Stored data
⁂

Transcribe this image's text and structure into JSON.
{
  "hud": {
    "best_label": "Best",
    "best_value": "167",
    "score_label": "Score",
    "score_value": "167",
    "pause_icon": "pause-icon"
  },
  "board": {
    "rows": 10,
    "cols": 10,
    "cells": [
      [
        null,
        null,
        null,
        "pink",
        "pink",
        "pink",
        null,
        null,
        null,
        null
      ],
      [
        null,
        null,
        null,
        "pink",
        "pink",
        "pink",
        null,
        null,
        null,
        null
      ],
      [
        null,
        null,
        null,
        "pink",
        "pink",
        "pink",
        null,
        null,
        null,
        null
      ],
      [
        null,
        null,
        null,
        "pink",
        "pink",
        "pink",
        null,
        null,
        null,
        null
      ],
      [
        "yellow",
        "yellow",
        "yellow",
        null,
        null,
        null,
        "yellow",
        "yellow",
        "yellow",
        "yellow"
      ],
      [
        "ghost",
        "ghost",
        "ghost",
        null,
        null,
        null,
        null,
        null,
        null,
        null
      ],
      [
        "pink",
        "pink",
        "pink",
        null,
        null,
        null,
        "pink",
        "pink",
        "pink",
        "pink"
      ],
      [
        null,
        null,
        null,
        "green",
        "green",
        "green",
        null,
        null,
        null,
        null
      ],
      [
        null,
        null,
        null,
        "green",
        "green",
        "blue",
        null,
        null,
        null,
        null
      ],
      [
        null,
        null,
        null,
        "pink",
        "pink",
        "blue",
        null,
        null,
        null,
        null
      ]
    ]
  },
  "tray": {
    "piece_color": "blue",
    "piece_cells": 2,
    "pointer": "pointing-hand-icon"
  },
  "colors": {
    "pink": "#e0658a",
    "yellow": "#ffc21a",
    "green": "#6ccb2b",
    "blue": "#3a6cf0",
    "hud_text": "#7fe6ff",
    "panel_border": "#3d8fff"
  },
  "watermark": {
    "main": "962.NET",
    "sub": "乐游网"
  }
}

⁂

◆ SET PROBLEM ◆
Look for the word "icon" and return every line where it occurs.

◆ REPLY ◆
    "pause_icon": "pause-icon"
    "pointer": "pointing-hand-icon"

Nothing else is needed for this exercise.